State how many lines contain the string "name", and write nothing else.

-- Start of Supplied entries --

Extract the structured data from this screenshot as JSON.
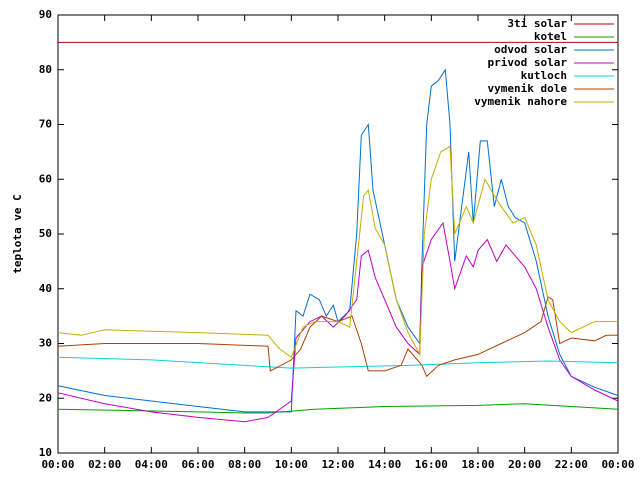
{
  "chart_data": {
    "type": "line",
    "ylabel": "teplota ve C",
    "xlim": [
      0,
      24
    ],
    "ylim": [
      10,
      90
    ],
    "xticks": [
      {
        "value": 0,
        "label": "00:00"
      },
      {
        "value": 2,
        "label": "02:00"
      },
      {
        "value": 4,
        "label": "04:00"
      },
      {
        "value": 6,
        "label": "06:00"
      },
      {
        "value": 8,
        "label": "08:00"
      },
      {
        "value": 10,
        "label": "10:00"
      },
      {
        "value": 12,
        "label": "12:00"
      },
      {
        "value": 14,
        "label": "14:00"
      },
      {
        "value": 16,
        "label": "16:00"
      },
      {
        "value": 18,
        "label": "18:00"
      },
      {
        "value": 20,
        "label": "20:00"
      },
      {
        "value": 22,
        "label": "22:00"
      },
      {
        "value": 24,
        "label": "00:00"
      }
    ],
    "yticks": [
      10,
      20,
      30,
      40,
      50,
      60,
      70,
      80,
      90
    ],
    "legend": "top-right",
    "series": [
      {
        "name": "3ti solar",
        "color": "#c00000",
        "x": [
          0,
          24
        ],
        "values": [
          85,
          85
        ]
      },
      {
        "name": "kotel",
        "color": "#00a000",
        "x": [
          0,
          6,
          8,
          9,
          11,
          14,
          18,
          20,
          22,
          24
        ],
        "values": [
          18,
          17.5,
          17.3,
          17.3,
          18,
          18.5,
          18.7,
          19,
          18.5,
          18
        ]
      },
      {
        "name": "odvod solar",
        "color": "#0070d0",
        "x": [
          0,
          2,
          4,
          6,
          8,
          10,
          10.2,
          10.5,
          10.8,
          11.2,
          11.5,
          11.8,
          12,
          12.5,
          12.8,
          13,
          13.3,
          13.5,
          14,
          14.5,
          15,
          15.5,
          15.6,
          15.8,
          16,
          16.3,
          16.6,
          16.8,
          17,
          17.3,
          17.6,
          17.8,
          18.1,
          18.4,
          18.7,
          19,
          19.3,
          19.6,
          20,
          20.5,
          21,
          21.5,
          22,
          23,
          24
        ],
        "values": [
          22.3,
          20.5,
          19.5,
          18.5,
          17.5,
          17.5,
          36,
          35,
          39,
          38,
          35,
          37,
          34,
          36,
          50,
          68,
          70,
          58,
          48,
          38,
          33,
          30,
          45,
          70,
          77,
          78,
          80,
          70,
          45,
          55,
          65,
          52,
          67,
          67,
          55,
          60,
          55,
          53,
          52,
          45,
          35,
          28,
          24,
          22,
          20.5
        ]
      },
      {
        "name": "privod solar",
        "color": "#c000c0",
        "x": [
          0,
          2,
          4,
          6,
          8,
          9,
          10,
          10.2,
          10.8,
          11.3,
          11.8,
          12.3,
          12.8,
          13,
          13.3,
          13.6,
          14,
          14.5,
          15,
          15.5,
          15.6,
          16,
          16.5,
          16.8,
          17,
          17.5,
          17.8,
          18,
          18.4,
          18.8,
          19.2,
          19.6,
          20,
          20.5,
          21,
          21.5,
          22,
          23,
          24
        ],
        "values": [
          21,
          19,
          17.5,
          16.5,
          15.7,
          16.5,
          19.5,
          31,
          34,
          35,
          33,
          35,
          38,
          46,
          47,
          42,
          38,
          33,
          30,
          28,
          44,
          49,
          52,
          45,
          40,
          46,
          44,
          47,
          49,
          45,
          48,
          46,
          44,
          40,
          33,
          27,
          24,
          21.5,
          19.5
        ]
      },
      {
        "name": "kutloch",
        "color": "#00d8d8",
        "x": [
          0,
          4,
          8,
          10,
          12,
          15,
          18,
          21,
          24
        ],
        "values": [
          27.5,
          27,
          26,
          25.5,
          25.7,
          26,
          26.5,
          26.8,
          26.5
        ]
      },
      {
        "name": "vymenik dole",
        "color": "#b04000",
        "x": [
          0,
          2,
          6,
          9,
          9.1,
          10,
          10.4,
          10.8,
          11.3,
          12,
          12.6,
          13,
          13.3,
          14,
          14.7,
          15,
          15.6,
          15.8,
          16.3,
          17,
          18,
          19,
          20,
          20.7,
          21,
          21.2,
          21.5,
          22,
          23,
          23.5,
          24
        ],
        "values": [
          29.5,
          30,
          30,
          29.5,
          25,
          27,
          29,
          33,
          35,
          34,
          35,
          30,
          25,
          25,
          26,
          29,
          26,
          24,
          26,
          27,
          28,
          30,
          32,
          34,
          38.5,
          38,
          30,
          31,
          30.5,
          31.5,
          31.5
        ]
      },
      {
        "name": "vymenik nahore",
        "color": "#c0b000",
        "x": [
          0,
          1,
          2,
          6,
          9,
          9.5,
          10,
          10.5,
          11,
          12,
          12.5,
          12.8,
          13.1,
          13.3,
          13.6,
          14,
          14.5,
          15,
          15.5,
          15.7,
          16,
          16.4,
          16.8,
          17,
          17.5,
          17.8,
          18.3,
          18.7,
          19,
          19.5,
          20,
          20.5,
          21,
          21.5,
          22,
          23,
          24
        ],
        "values": [
          32,
          31.5,
          32.5,
          32,
          31.5,
          29,
          27.5,
          33,
          34,
          34,
          33,
          45,
          57,
          58,
          51,
          48,
          38,
          32,
          28,
          50,
          60,
          65,
          66,
          50,
          55,
          52,
          60,
          57,
          55,
          52,
          53,
          48,
          38,
          34,
          32,
          34,
          34
        ]
      }
    ]
  }
}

-- End of Supplied entries --

- _Exercise result_: 7